>>

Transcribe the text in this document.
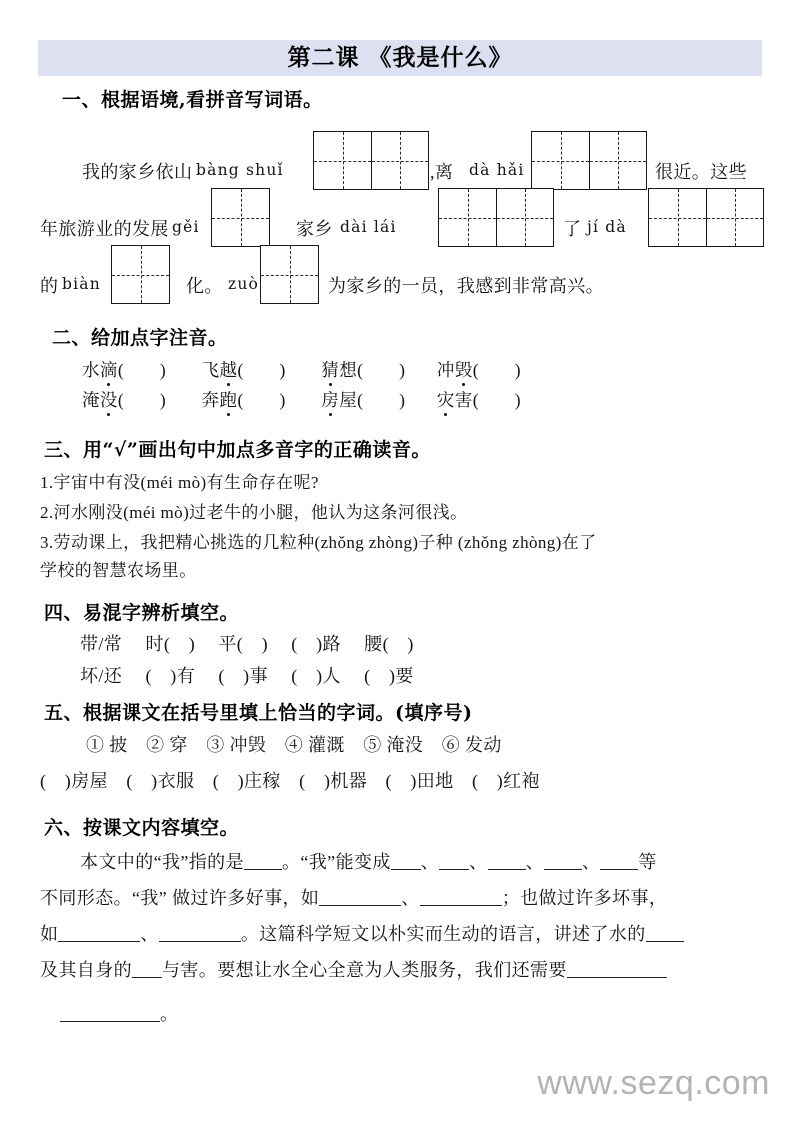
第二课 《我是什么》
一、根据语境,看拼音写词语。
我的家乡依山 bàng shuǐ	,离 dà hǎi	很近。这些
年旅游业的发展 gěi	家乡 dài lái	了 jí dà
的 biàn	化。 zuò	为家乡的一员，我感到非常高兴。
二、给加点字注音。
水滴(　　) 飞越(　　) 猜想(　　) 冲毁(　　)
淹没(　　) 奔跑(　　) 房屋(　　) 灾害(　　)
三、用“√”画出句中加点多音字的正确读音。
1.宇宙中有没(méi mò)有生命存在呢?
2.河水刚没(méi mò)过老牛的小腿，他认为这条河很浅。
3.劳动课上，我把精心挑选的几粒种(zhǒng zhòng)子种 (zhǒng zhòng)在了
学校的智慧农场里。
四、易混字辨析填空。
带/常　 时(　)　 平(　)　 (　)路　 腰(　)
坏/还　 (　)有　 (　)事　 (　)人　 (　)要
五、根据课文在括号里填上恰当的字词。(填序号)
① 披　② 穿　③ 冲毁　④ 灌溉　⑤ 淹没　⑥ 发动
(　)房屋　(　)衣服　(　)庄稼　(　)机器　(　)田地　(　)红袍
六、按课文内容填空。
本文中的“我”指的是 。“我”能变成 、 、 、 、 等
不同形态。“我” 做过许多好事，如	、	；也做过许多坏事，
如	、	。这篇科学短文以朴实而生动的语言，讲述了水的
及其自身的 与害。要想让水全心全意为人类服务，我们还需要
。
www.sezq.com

<<

__Exercise brief__
Write the entries above out in full, exactly, with no images.

__Result below__
Transcribe the text in this document.
第二课 《我是什么》
一、根据语境,看拼音写词语。
我的家乡依山 bàng shuǐ	,离 dà hǎi	很近。这些
年旅游业的发展 gěi	家乡 dài lái	了 jí dà
的 biàn	化。 zuò	为家乡的一员，我感到非常高兴。
二、给加点字注音。
水滴(　　) 飞越(　　) 猜想(　　) 冲毁(　　)
淹没(　　) 奔跑(　　) 房屋(　　) 灾害(　　)
三、用“√”画出句中加点多音字的正确读音。
1.宇宙中有没(méi mò)有生命存在呢?
2.河水刚没(méi mò)过老牛的小腿，他认为这条河很浅。
3.劳动课上，我把精心挑选的几粒种(zhǒng zhòng)子种 (zhǒng zhòng)在了
学校的智慧农场里。
四、易混字辨析填空。
带/常　 时(　)　 平(　)　 (　)路　 腰(　)
坏/还　 (　)有　 (　)事　 (　)人　 (　)要
五、根据课文在括号里填上恰当的字词。(填序号)
① 披　② 穿　③ 冲毁　④ 灌溉　⑤ 淹没　⑥ 发动
(　)房屋　(　)衣服　(　)庄稼　(　)机器　(　)田地　(　)红袍
六、按课文内容填空。
本文中的“我”指的是 。“我”能变成 、 、 、 、 等
不同形态。“我” 做过许多好事，如	、	；也做过许多坏事，
如	、	。这篇科学短文以朴实而生动的语言，讲述了水的
及其自身的 与害。要想让水全心全意为人类服务，我们还需要
。
www.sezq.com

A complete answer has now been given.